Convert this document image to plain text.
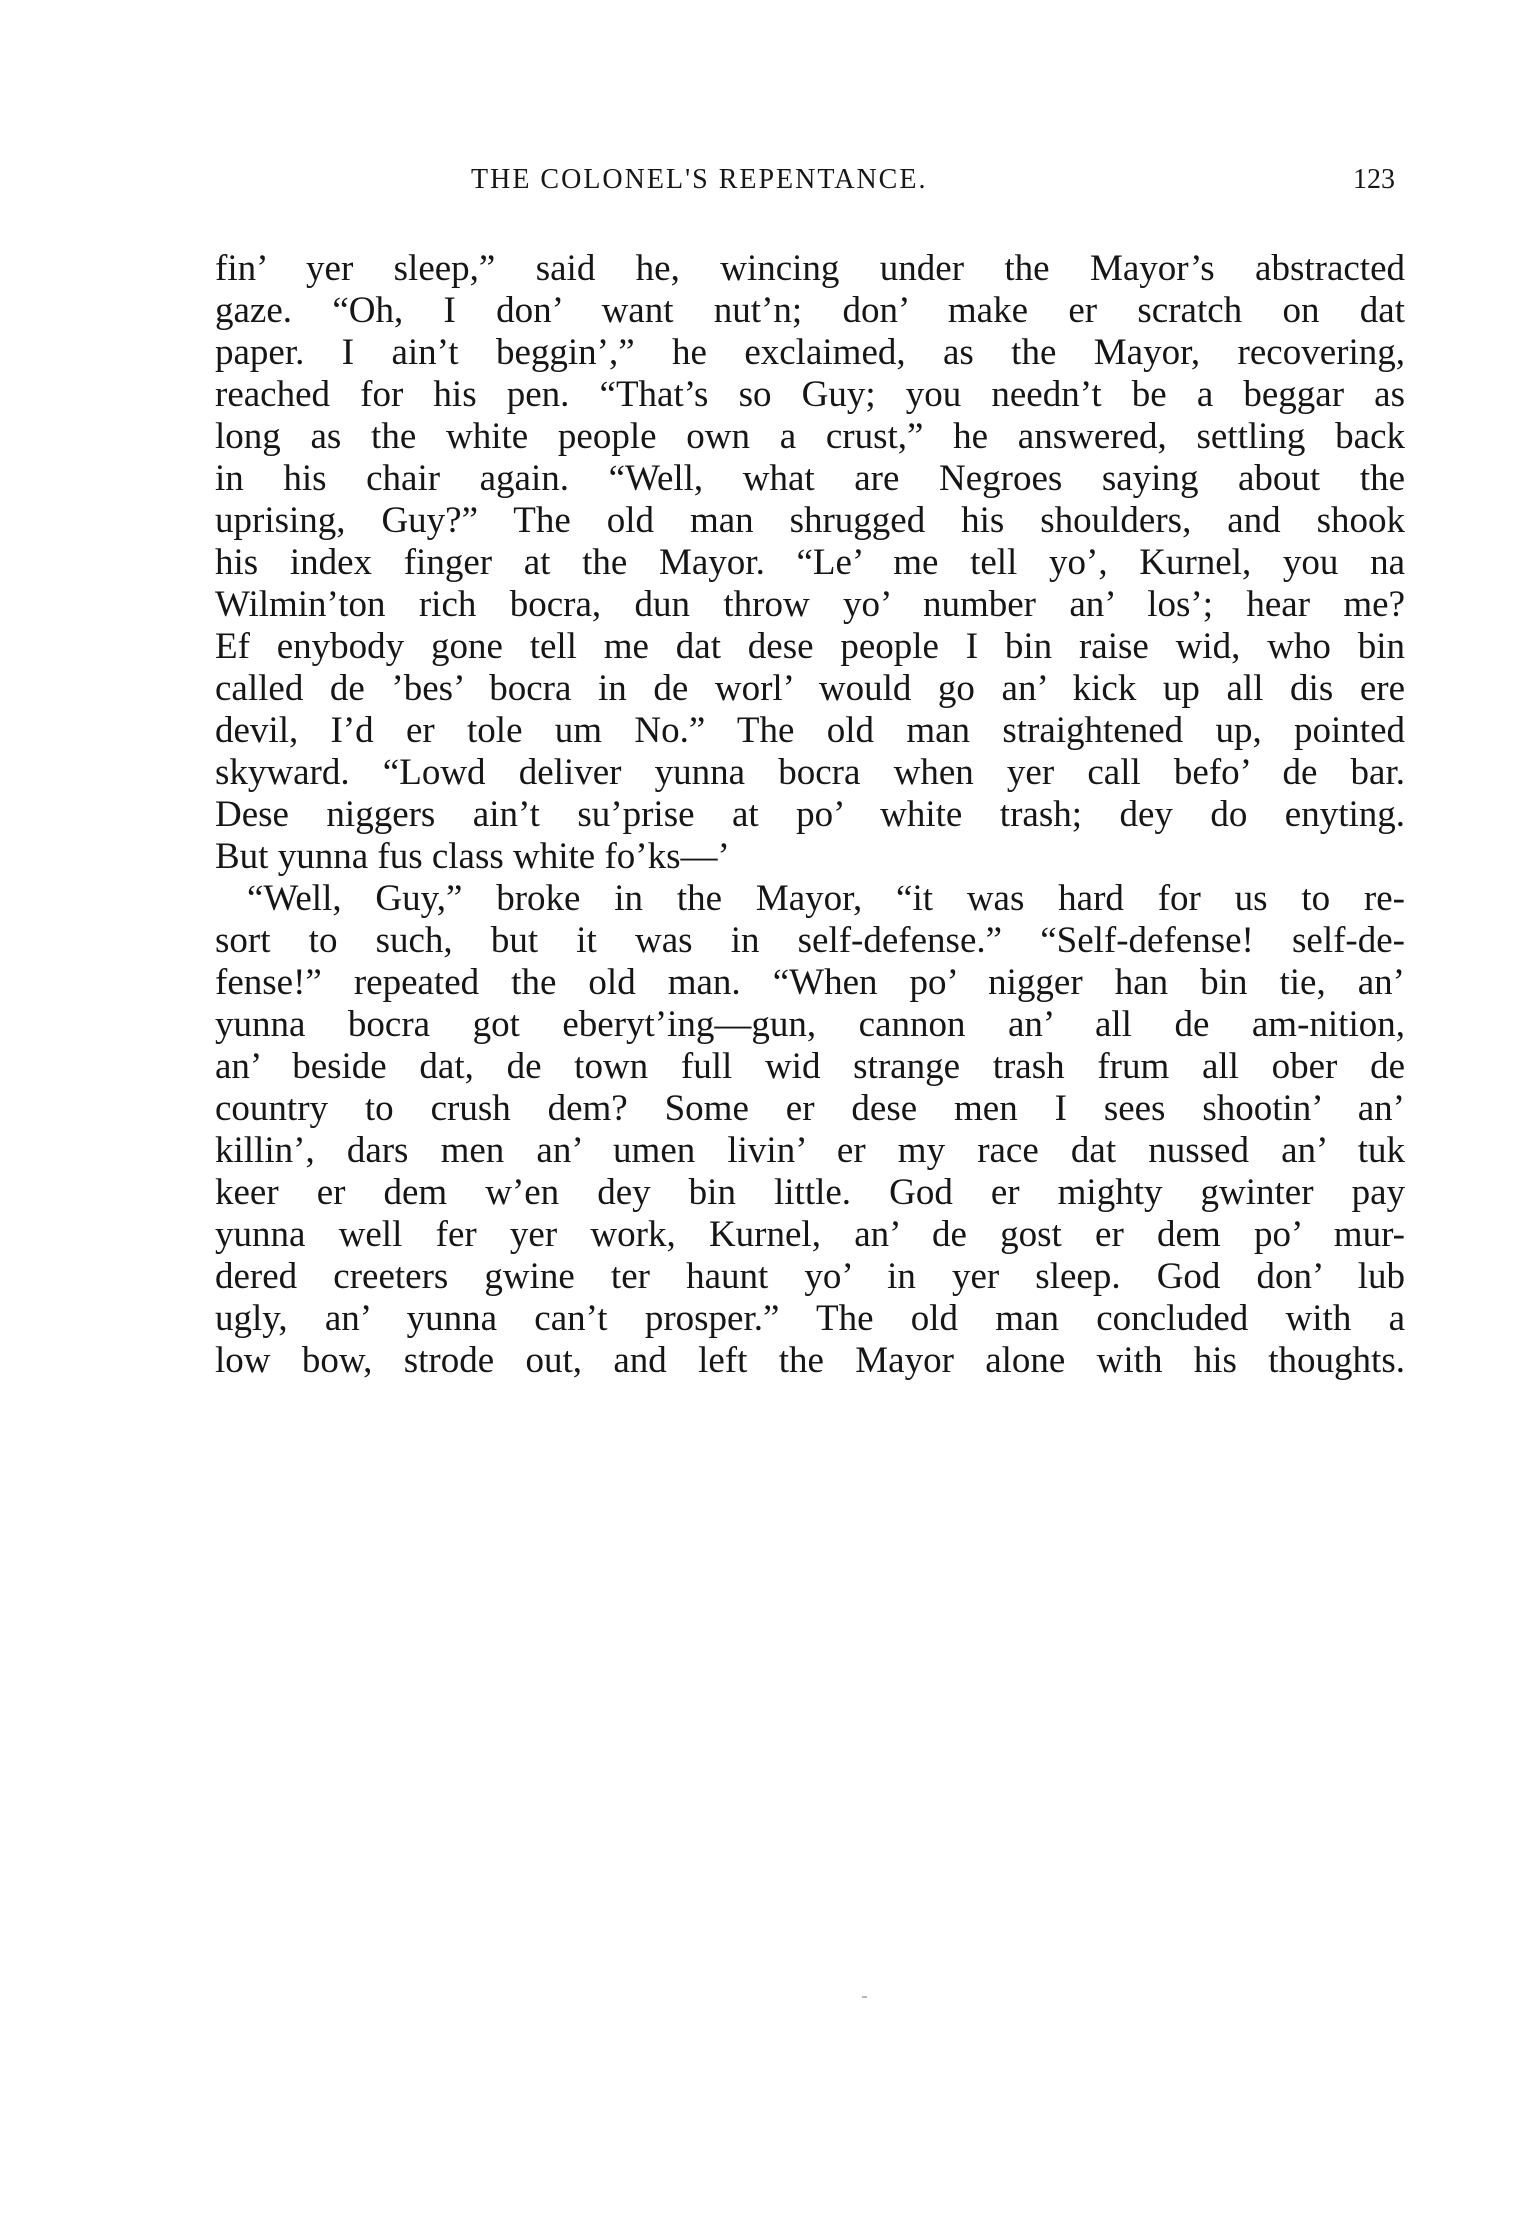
THE COLONEL'S REPENTANCE.	123
fin’ yer sleep,” said he, wincing under the Mayor’s abstracted
gaze. “Oh, I don’ want nut’n; don’ make er scratch on dat
paper. I ain’t beggin’,” he exclaimed, as the Mayor, recovering,
reached for his pen. “That’s so Guy; you needn’t be a beggar as
long as the white people own a crust,” he answered, settling back
in his chair again. “Well, what are Negroes saying about the
uprising, Guy?” The old man shrugged his shoulders, and shook
his index finger at the Mayor. “Le’ me tell yo’, Kurnel, you na
Wilmin’ton rich bocra, dun throw yo’ number an’ los’; hear me?
Ef enybody gone tell me dat dese people I bin raise wid, who bin
called de ’bes’ bocra in de worl’ would go an’ kick up all dis ere
devil, I’d er tole um No.” The old man straightened up, pointed
skyward. “Lowd deliver yunna bocra when yer call befo’ de bar.
Dese niggers ain’t su’prise at po’ white trash; dey do enyting.
But yunna fus class white fo’ks—’
“Well, Guy,” broke in the Mayor, “it was hard for us to re-
sort to such, but it was in self-defense.” “Self-defense! self-de-
fense!” repeated the old man. “When po’ nigger han bin tie, an’
yunna bocra got eberyt’ing—gun, cannon an’ all de am-nition,
an’ beside dat, de town full wid strange trash frum all ober de
country to crush dem? Some er dese men I sees shootin’ an’
killin’, dars men an’ umen livin’ er my race dat nussed an’ tuk
keer er dem w’en dey bin little. God er mighty gwinter pay
yunna well fer yer work, Kurnel, an’ de gost er dem po’ mur-
dered creeters gwine ter haunt yo’ in yer sleep. God don’ lub
ugly, an’ yunna can’t prosper.” The old man concluded with a
low bow, strode out, and left the Mayor alone with his thoughts.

————

DIRECTIVE =
Make an exact copy of the data, leaving its pictures out.

SOLUTION =
Convert this document image to plain text.
THE COLONEL'S REPENTANCE.	123
fin’ yer sleep,” said he, wincing under the Mayor’s abstracted
gaze. “Oh, I don’ want nut’n; don’ make er scratch on dat
paper. I ain’t beggin’,” he exclaimed, as the Mayor, recovering,
reached for his pen. “That’s so Guy; you needn’t be a beggar as
long as the white people own a crust,” he answered, settling back
in his chair again. “Well, what are Negroes saying about the
uprising, Guy?” The old man shrugged his shoulders, and shook
his index finger at the Mayor. “Le’ me tell yo’, Kurnel, you na
Wilmin’ton rich bocra, dun throw yo’ number an’ los’; hear me?
Ef enybody gone tell me dat dese people I bin raise wid, who bin
called de ’bes’ bocra in de worl’ would go an’ kick up all dis ere
devil, I’d er tole um No.” The old man straightened up, pointed
skyward. “Lowd deliver yunna bocra when yer call befo’ de bar.
Dese niggers ain’t su’prise at po’ white trash; dey do enyting.
But yunna fus class white fo’ks—’
“Well, Guy,” broke in the Mayor, “it was hard for us to re-
sort to such, but it was in self-defense.” “Self-defense! self-de-
fense!” repeated the old man. “When po’ nigger han bin tie, an’
yunna bocra got eberyt’ing—gun, cannon an’ all de am-nition,
an’ beside dat, de town full wid strange trash frum all ober de
country to crush dem? Some er dese men I sees shootin’ an’
killin’, dars men an’ umen livin’ er my race dat nussed an’ tuk
keer er dem w’en dey bin little. God er mighty gwinter pay
yunna well fer yer work, Kurnel, an’ de gost er dem po’ mur-
dered creeters gwine ter haunt yo’ in yer sleep. God don’ lub
ugly, an’ yunna can’t prosper.” The old man concluded with a
low bow, strode out, and left the Mayor alone with his thoughts.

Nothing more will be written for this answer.